Search the data for the string "elementlaridan" and extract every line where it appears.

◇ ◇ ◇ ◇

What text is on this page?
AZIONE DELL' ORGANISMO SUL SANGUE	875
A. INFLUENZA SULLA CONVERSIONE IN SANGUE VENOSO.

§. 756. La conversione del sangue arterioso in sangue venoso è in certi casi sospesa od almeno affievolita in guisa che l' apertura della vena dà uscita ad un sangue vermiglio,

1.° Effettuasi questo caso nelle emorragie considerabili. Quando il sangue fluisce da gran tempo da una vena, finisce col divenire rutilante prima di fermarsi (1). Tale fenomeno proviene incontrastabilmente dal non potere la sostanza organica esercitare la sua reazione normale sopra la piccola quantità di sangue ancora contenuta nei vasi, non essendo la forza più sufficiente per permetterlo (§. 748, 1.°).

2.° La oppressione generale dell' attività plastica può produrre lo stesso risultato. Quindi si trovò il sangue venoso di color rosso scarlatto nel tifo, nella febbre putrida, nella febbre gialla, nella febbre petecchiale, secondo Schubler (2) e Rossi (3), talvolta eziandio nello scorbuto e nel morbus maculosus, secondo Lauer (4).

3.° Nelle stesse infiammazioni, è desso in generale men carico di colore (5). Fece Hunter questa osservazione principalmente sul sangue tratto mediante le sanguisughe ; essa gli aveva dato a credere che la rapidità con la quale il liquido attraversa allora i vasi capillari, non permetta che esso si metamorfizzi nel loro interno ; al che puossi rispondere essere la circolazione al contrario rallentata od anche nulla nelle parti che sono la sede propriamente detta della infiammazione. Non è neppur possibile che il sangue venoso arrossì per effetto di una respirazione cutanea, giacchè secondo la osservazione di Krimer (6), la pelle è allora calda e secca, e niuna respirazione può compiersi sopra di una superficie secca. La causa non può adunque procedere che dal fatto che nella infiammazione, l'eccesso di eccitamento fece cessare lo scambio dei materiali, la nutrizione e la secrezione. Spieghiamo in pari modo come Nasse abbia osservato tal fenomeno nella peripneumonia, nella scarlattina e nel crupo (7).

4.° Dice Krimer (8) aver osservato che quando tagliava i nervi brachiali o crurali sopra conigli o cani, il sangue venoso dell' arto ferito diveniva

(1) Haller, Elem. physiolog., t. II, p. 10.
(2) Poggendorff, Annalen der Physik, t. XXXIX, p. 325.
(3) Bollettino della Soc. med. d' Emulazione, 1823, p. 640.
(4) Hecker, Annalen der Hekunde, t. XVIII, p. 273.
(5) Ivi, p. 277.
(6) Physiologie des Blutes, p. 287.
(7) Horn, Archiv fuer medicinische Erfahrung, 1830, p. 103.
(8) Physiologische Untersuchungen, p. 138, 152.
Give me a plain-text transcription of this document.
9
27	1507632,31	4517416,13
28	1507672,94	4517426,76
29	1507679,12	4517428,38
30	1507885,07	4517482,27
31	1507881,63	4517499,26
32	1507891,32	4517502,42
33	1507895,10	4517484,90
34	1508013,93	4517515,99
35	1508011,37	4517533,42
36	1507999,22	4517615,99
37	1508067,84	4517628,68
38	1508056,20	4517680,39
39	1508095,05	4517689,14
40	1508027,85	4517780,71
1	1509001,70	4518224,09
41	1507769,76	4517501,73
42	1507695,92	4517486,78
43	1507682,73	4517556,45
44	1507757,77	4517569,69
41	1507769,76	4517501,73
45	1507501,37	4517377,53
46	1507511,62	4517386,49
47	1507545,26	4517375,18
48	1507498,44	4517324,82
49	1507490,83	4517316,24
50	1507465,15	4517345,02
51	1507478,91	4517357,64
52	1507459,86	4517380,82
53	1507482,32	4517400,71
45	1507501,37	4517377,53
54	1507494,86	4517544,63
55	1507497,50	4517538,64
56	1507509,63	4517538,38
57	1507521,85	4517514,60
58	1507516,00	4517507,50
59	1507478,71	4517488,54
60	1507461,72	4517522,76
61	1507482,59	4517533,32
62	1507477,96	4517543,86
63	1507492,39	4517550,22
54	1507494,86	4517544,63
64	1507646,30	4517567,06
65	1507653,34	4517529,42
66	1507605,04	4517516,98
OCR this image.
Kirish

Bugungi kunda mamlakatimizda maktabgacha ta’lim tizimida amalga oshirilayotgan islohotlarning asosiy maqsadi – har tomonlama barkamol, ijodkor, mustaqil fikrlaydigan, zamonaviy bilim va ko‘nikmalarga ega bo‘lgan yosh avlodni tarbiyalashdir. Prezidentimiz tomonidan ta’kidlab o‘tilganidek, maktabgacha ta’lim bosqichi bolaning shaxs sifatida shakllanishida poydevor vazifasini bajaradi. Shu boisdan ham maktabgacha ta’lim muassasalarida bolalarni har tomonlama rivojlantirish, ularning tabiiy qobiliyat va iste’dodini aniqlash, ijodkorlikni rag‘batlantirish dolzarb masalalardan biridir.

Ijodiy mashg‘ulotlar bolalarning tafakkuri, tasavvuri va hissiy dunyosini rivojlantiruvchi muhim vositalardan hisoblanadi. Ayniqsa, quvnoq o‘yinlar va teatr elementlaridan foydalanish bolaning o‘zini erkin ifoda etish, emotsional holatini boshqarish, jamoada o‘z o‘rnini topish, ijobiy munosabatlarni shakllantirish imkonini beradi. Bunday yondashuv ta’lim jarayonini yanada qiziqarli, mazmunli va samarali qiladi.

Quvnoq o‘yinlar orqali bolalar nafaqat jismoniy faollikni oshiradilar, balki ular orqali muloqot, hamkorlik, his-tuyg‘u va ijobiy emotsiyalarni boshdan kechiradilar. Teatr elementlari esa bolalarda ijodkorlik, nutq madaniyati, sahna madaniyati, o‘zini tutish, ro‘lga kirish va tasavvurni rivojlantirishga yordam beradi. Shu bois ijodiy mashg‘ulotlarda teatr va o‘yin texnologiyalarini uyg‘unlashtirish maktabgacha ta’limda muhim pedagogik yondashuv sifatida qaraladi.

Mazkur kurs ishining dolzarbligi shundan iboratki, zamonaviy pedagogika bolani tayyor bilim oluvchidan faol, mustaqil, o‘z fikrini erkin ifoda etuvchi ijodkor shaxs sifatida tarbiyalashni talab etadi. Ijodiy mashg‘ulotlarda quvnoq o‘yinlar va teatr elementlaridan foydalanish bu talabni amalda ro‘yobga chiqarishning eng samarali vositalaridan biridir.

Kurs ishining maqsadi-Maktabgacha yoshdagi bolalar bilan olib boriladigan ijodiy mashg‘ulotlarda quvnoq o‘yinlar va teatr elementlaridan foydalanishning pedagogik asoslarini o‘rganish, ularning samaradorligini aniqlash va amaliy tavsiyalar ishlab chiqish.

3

◇ ◇ ◇ ◇

SOLVED EXERCISE:
Ijodiy mashg‘ulotlar bolalarning tafakkuri, tasavvuri va hissiy dunyosini rivojlantiruvchi muhim vositalardan hisoblanadi. Ayniqsa, quvnoq o‘yinlar va teatr elementlaridan foydalanish bolaning o‘zini erkin ifoda etish, emotsional holatini boshqarish, jamoada o‘z o‘rnini topish, ijobiy munosabatlarni shakllantirish imkonini beradi. Bunday yondashuv ta’lim jarayonini yanada qiziqarli, mazmunli va samarali qiladi.
Mazkur kurs ishining dolzarbligi shundan iboratki, zamonaviy pedagogika bolani tayyor bilim oluvchidan faol, mustaqil, o‘z fikrini erkin ifoda etuvchi ijodkor shaxs sifatida tarbiyalashni talab etadi. Ijodiy mashg‘ulotlarda quvnoq o‘yinlar va teatr elementlaridan foydalanish bu talabni amalda ro‘yobga chiqarishning eng samarali vositalaridan biridir.
Kurs ishining maqsadi-Maktabgacha yoshdagi bolalar bilan olib boriladigan ijodiy mashg‘ulotlarda quvnoq o‘yinlar va teatr elementlaridan foydalanishning pedagogik asoslarini o‘rganish, ularning samaradorligini aniqlash va amaliy tavsiyalar ishlab chiqish.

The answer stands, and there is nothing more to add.